**Entries provided**
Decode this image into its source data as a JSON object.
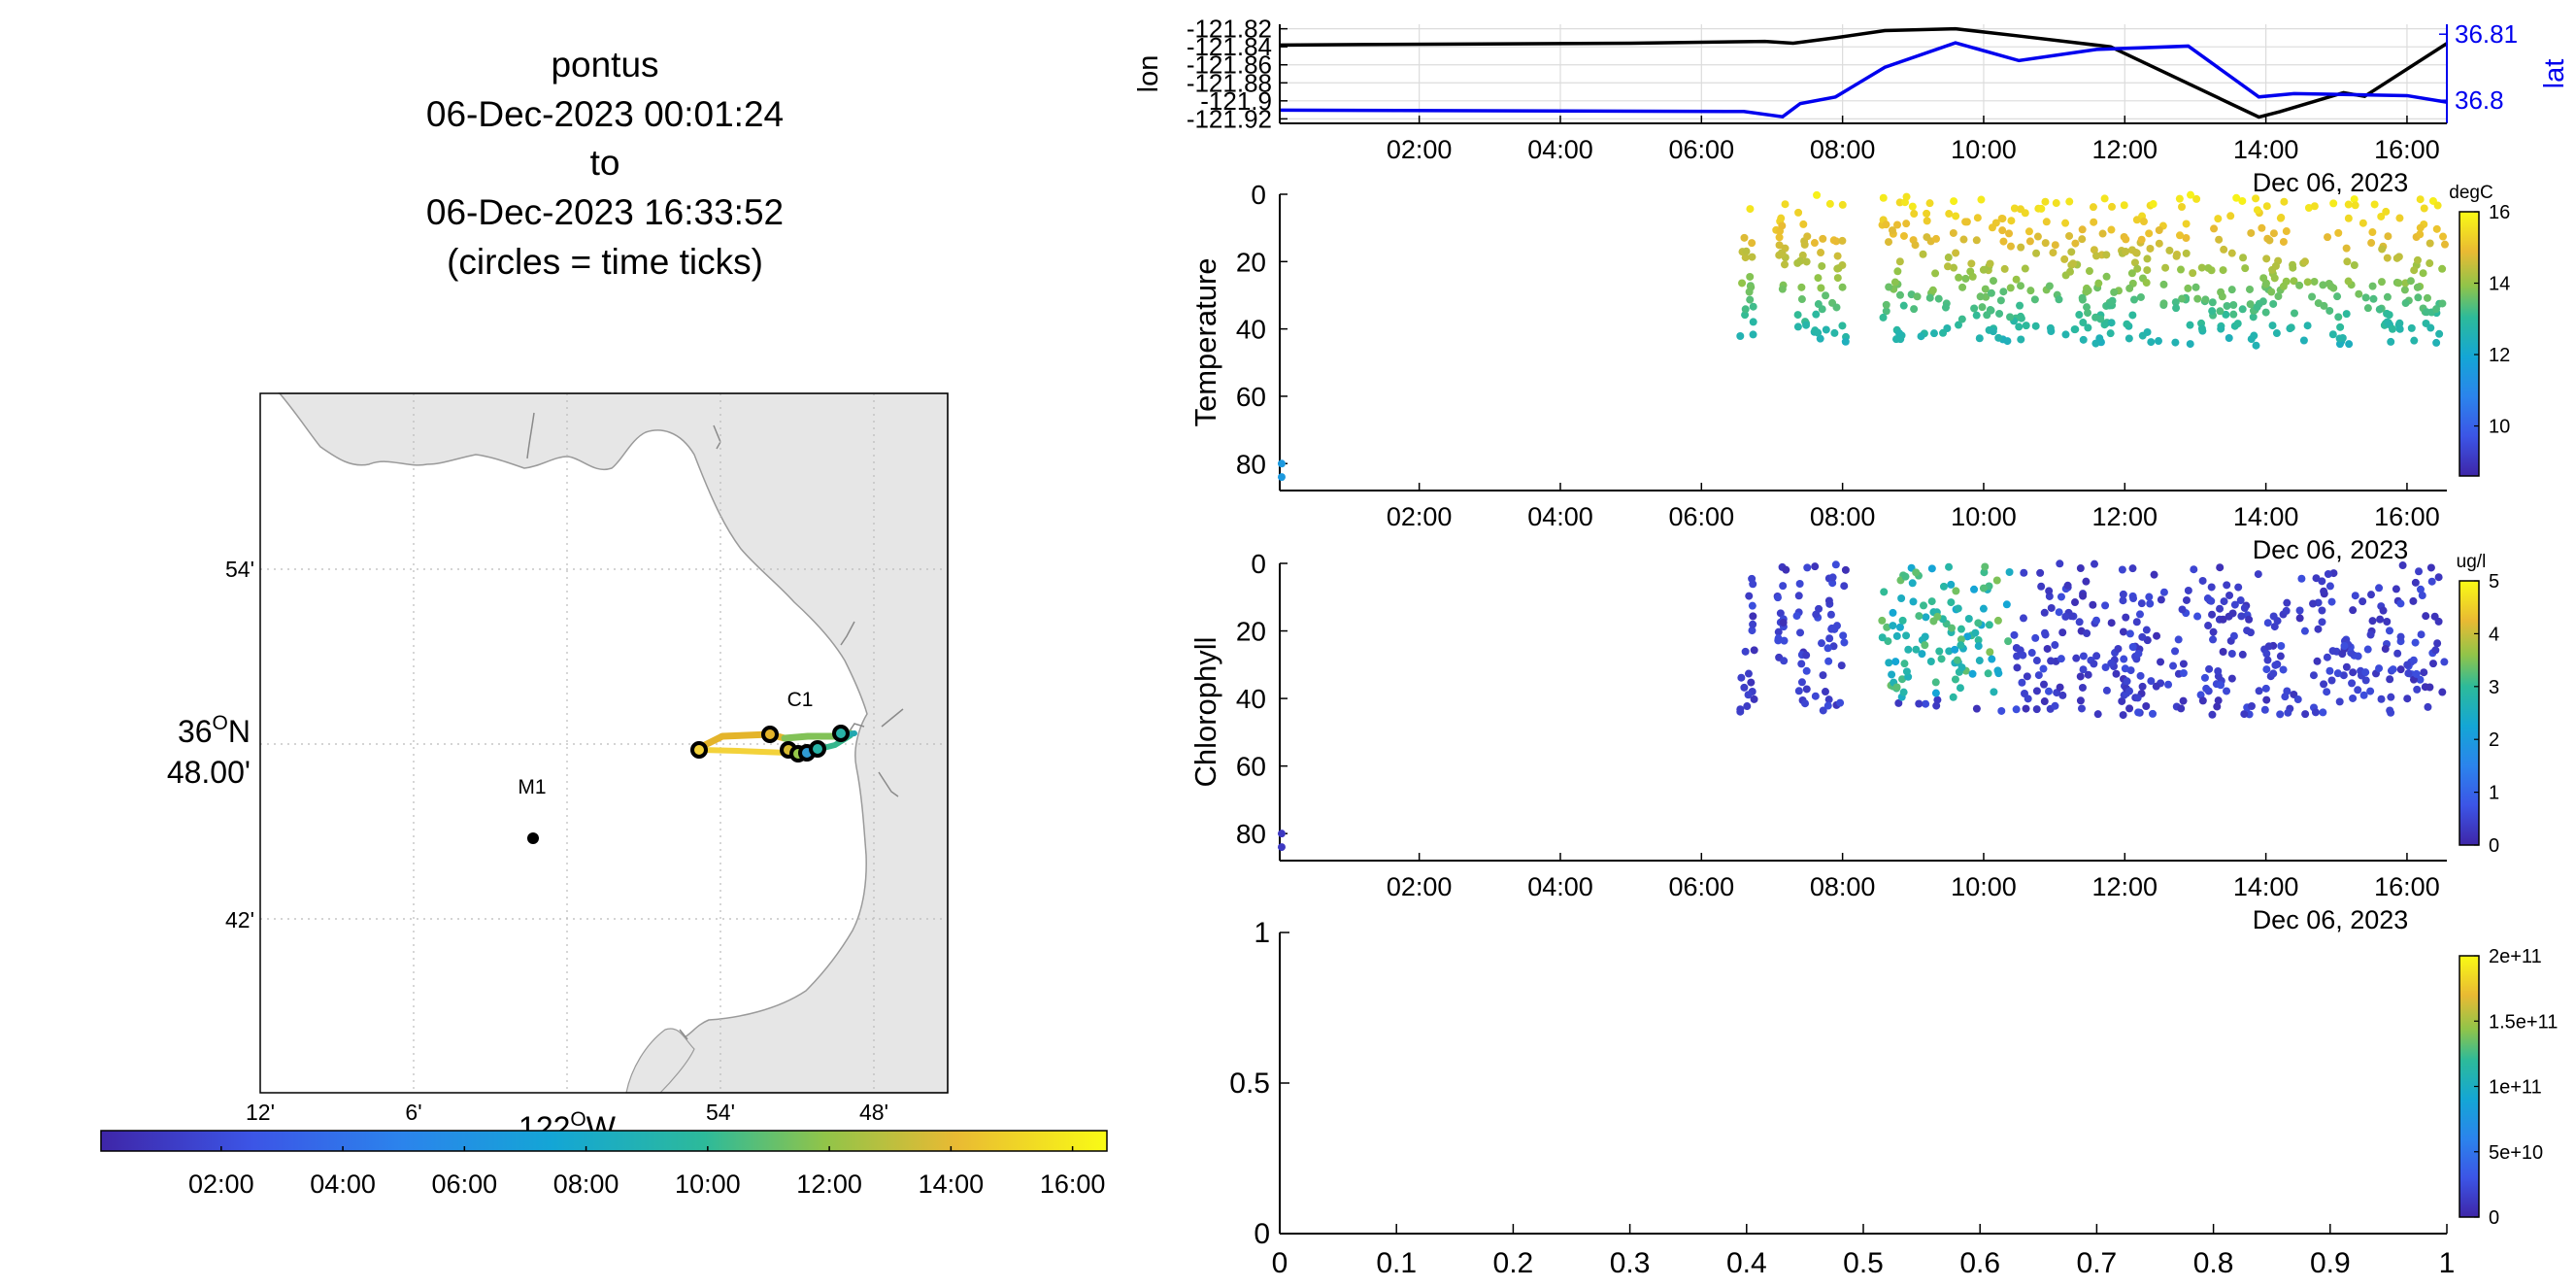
{
  "title": {
    "lines": [
      "pontus",
      "06-Dec-2023 00:01:24",
      "to",
      "06-Dec-2023 16:33:52",
      "(circles = time ticks)"
    ]
  },
  "map": {
    "lat_ticks": [
      "54'",
      "42'"
    ],
    "lat_main_line1": "36",
    "lat_main_deg": "O",
    "lat_main_suffix": "N",
    "lat_main_line2": "48.00'",
    "lon_ticks": [
      "12'",
      "6'",
      "54'",
      "48'"
    ],
    "lon_main": "122",
    "lon_main_deg": "O",
    "lon_main_suffix": "W",
    "stations": [
      {
        "name": "M1"
      },
      {
        "name": "C1"
      }
    ],
    "colors": {
      "land": "#e6e6e6",
      "coast": "#9a9a9a",
      "grid": "#bbbbbb"
    }
  },
  "time_colorbar": {
    "ticks": [
      "02:00",
      "04:00",
      "06:00",
      "08:00",
      "10:00",
      "12:00",
      "14:00",
      "16:00"
    ]
  },
  "panels": {
    "position": {
      "ylabel_left": "lon",
      "ylabel_right": "lat",
      "lon_ticks": [
        "-121.82",
        "-121.84",
        "-121.86",
        "-121.88",
        "-121.9",
        "-121.92"
      ],
      "lat_ticks": [
        "36.81",
        "36.8"
      ],
      "date_label": "Dec 06, 2023"
    },
    "temperature": {
      "ylabel": "Temperature",
      "yticks": [
        "0",
        "20",
        "40",
        "60",
        "80"
      ],
      "colorbar_title": "degC",
      "colorbar_ticks": [
        "16",
        "14",
        "12",
        "10"
      ],
      "date_label": "Dec 06, 2023"
    },
    "chlorophyll": {
      "ylabel": "Chlorophyll",
      "yticks": [
        "0",
        "20",
        "40",
        "60",
        "80"
      ],
      "colorbar_title": "ug/l",
      "colorbar_ticks": [
        "5",
        "4",
        "3",
        "2",
        "1",
        "0"
      ],
      "date_label": "Dec 06, 2023"
    },
    "empty": {
      "yticks": [
        "1",
        "0.5",
        "0"
      ],
      "xticks": [
        "0",
        "0.1",
        "0.2",
        "0.3",
        "0.4",
        "0.5",
        "0.6",
        "0.7",
        "0.8",
        "0.9",
        "1"
      ],
      "colorbar_ticks": [
        "2e+11",
        "1.5e+11",
        "1e+11",
        "5e+10",
        "0"
      ]
    },
    "time_ticks": [
      "02:00",
      "04:00",
      "06:00",
      "08:00",
      "10:00",
      "12:00",
      "14:00",
      "16:00"
    ]
  },
  "chart_data": [
    {
      "type": "line",
      "x_unit": "hour of day (06-Dec-2023)",
      "xlim": [
        0.023,
        16.565
      ],
      "series": [
        {
          "name": "lon",
          "axis": "left",
          "color": "#000000",
          "x": [
            0.02,
            5.0,
            6.9,
            7.3,
            7.9,
            8.6,
            9.6,
            10.5,
            11.8,
            13.9,
            14.2,
            15.1,
            15.4,
            16.57
          ],
          "y": [
            -121.838,
            -121.836,
            -121.834,
            -121.836,
            -121.83,
            -121.822,
            -121.82,
            -121.828,
            -121.84,
            -121.918,
            -121.912,
            -121.891,
            -121.895,
            -121.836
          ]
        },
        {
          "name": "lat",
          "axis": "right",
          "color": "#0000ee",
          "x": [
            0.02,
            6.6,
            7.15,
            7.4,
            7.9,
            8.6,
            9.6,
            10.5,
            11.6,
            12.9,
            13.9,
            14.4,
            16.0,
            16.57
          ],
          "y": [
            36.7985,
            36.7983,
            36.7975,
            36.7995,
            36.8005,
            36.805,
            36.8087,
            36.806,
            36.8077,
            36.8082,
            36.8005,
            36.801,
            36.8007,
            36.7997
          ]
        }
      ],
      "ylim_left": [
        -121.925,
        -121.815
      ],
      "ylim_right": [
        36.7965,
        36.8115
      ]
    },
    {
      "type": "scatter",
      "name": "Temperature",
      "ylabel": "Temperature",
      "xlim": [
        0.023,
        16.565
      ],
      "ylim": [
        88,
        0
      ],
      "clim": [
        8.6,
        16
      ],
      "colorbar_title": "degC"
    },
    {
      "type": "scatter",
      "name": "Chlorophyll",
      "ylabel": "Chlorophyll",
      "xlim": [
        0.023,
        16.565
      ],
      "ylim": [
        88,
        0
      ],
      "clim": [
        0,
        5
      ],
      "colorbar_title": "ug/l"
    },
    {
      "type": "scatter",
      "empty": true,
      "xlim": [
        0,
        1
      ],
      "ylim": [
        0,
        1
      ],
      "clim": [
        0,
        200000000000.0
      ]
    }
  ]
}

**Exercise**
Without the pictures, write out the whole listing above exactly as it appears.

**Solution**
Decode this image into its source data as a JSON object.
{
  "title": {
    "lines": [
      "pontus",
      "06-Dec-2023 00:01:24",
      "to",
      "06-Dec-2023 16:33:52",
      "(circles = time ticks)"
    ]
  },
  "map": {
    "lat_ticks": [
      "54'",
      "42'"
    ],
    "lat_main_line1": "36",
    "lat_main_deg": "O",
    "lat_main_suffix": "N",
    "lat_main_line2": "48.00'",
    "lon_ticks": [
      "12'",
      "6'",
      "54'",
      "48'"
    ],
    "lon_main": "122",
    "lon_main_deg": "O",
    "lon_main_suffix": "W",
    "stations": [
      {
        "name": "M1"
      },
      {
        "name": "C1"
      }
    ],
    "colors": {
      "land": "#e6e6e6",
      "coast": "#9a9a9a",
      "grid": "#bbbbbb"
    }
  },
  "time_colorbar": {
    "ticks": [
      "02:00",
      "04:00",
      "06:00",
      "08:00",
      "10:00",
      "12:00",
      "14:00",
      "16:00"
    ]
  },
  "panels": {
    "position": {
      "ylabel_left": "lon",
      "ylabel_right": "lat",
      "lon_ticks": [
        "-121.82",
        "-121.84",
        "-121.86",
        "-121.88",
        "-121.9",
        "-121.92"
      ],
      "lat_ticks": [
        "36.81",
        "36.8"
      ],
      "date_label": "Dec 06, 2023"
    },
    "temperature": {
      "ylabel": "Temperature",
      "yticks": [
        "0",
        "20",
        "40",
        "60",
        "80"
      ],
      "colorbar_title": "degC",
      "colorbar_ticks": [
        "16",
        "14",
        "12",
        "10"
      ],
      "date_label": "Dec 06, 2023"
    },
    "chlorophyll": {
      "ylabel": "Chlorophyll",
      "yticks": [
        "0",
        "20",
        "40",
        "60",
        "80"
      ],
      "colorbar_title": "ug/l",
      "colorbar_ticks": [
        "5",
        "4",
        "3",
        "2",
        "1",
        "0"
      ],
      "date_label": "Dec 06, 2023"
    },
    "empty": {
      "yticks": [
        "1",
        "0.5",
        "0"
      ],
      "xticks": [
        "0",
        "0.1",
        "0.2",
        "0.3",
        "0.4",
        "0.5",
        "0.6",
        "0.7",
        "0.8",
        "0.9",
        "1"
      ],
      "colorbar_ticks": [
        "2e+11",
        "1.5e+11",
        "1e+11",
        "5e+10",
        "0"
      ]
    },
    "time_ticks": [
      "02:00",
      "04:00",
      "06:00",
      "08:00",
      "10:00",
      "12:00",
      "14:00",
      "16:00"
    ]
  },
  "chart_data": [
    {
      "type": "line",
      "x_unit": "hour of day (06-Dec-2023)",
      "xlim": [
        0.023,
        16.565
      ],
      "series": [
        {
          "name": "lon",
          "axis": "left",
          "color": "#000000",
          "x": [
            0.02,
            5.0,
            6.9,
            7.3,
            7.9,
            8.6,
            9.6,
            10.5,
            11.8,
            13.9,
            14.2,
            15.1,
            15.4,
            16.57
          ],
          "y": [
            -121.838,
            -121.836,
            -121.834,
            -121.836,
            -121.83,
            -121.822,
            -121.82,
            -121.828,
            -121.84,
            -121.918,
            -121.912,
            -121.891,
            -121.895,
            -121.836
          ]
        },
        {
          "name": "lat",
          "axis": "right",
          "color": "#0000ee",
          "x": [
            0.02,
            6.6,
            7.15,
            7.4,
            7.9,
            8.6,
            9.6,
            10.5,
            11.6,
            12.9,
            13.9,
            14.4,
            16.0,
            16.57
          ],
          "y": [
            36.7985,
            36.7983,
            36.7975,
            36.7995,
            36.8005,
            36.805,
            36.8087,
            36.806,
            36.8077,
            36.8082,
            36.8005,
            36.801,
            36.8007,
            36.7997
          ]
        }
      ],
      "ylim_left": [
        -121.925,
        -121.815
      ],
      "ylim_right": [
        36.7965,
        36.8115
      ]
    },
    {
      "type": "scatter",
      "name": "Temperature",
      "ylabel": "Temperature",
      "xlim": [
        0.023,
        16.565
      ],
      "ylim": [
        88,
        0
      ],
      "clim": [
        8.6,
        16
      ],
      "colorbar_title": "degC"
    },
    {
      "type": "scatter",
      "name": "Chlorophyll",
      "ylabel": "Chlorophyll",
      "xlim": [
        0.023,
        16.565
      ],
      "ylim": [
        88,
        0
      ],
      "clim": [
        0,
        5
      ],
      "colorbar_title": "ug/l"
    },
    {
      "type": "scatter",
      "empty": true,
      "xlim": [
        0,
        1
      ],
      "ylim": [
        0,
        1
      ],
      "clim": [
        0,
        200000000000.0
      ]
    }
  ]
}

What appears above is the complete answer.